= Task description =
Scan the entries below for the word "cuando". Copy each line that has it.

= Data supplied =
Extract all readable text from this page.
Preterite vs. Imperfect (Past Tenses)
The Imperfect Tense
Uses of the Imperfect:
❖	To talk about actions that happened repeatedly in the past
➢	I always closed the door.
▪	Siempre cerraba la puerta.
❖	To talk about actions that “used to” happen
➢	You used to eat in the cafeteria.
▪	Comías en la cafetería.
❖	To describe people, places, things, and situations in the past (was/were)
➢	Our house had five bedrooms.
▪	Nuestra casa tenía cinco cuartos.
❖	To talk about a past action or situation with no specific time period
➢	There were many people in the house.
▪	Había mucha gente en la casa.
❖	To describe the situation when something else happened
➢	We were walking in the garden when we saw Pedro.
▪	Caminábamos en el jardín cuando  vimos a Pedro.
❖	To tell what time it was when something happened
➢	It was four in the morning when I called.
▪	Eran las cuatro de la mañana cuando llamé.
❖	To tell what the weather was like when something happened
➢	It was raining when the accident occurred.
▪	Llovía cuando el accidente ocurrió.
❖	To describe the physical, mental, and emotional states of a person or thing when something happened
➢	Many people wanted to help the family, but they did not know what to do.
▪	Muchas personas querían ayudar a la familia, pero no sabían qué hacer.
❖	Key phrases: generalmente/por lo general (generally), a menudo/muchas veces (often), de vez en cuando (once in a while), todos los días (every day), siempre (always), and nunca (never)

= Full solution =
▪	Caminábamos en el jardín cuando  vimos a Pedro.
▪	Eran las cuatro de la mañana cuando llamé.
▪	Llovía cuando el accidente ocurrió.
❖	Key phrases: generalmente/por lo general (generally), a menudo/muchas veces (often), de vez en cuando (once in a while), todos los días (every day), siempre (always), and nunca (never)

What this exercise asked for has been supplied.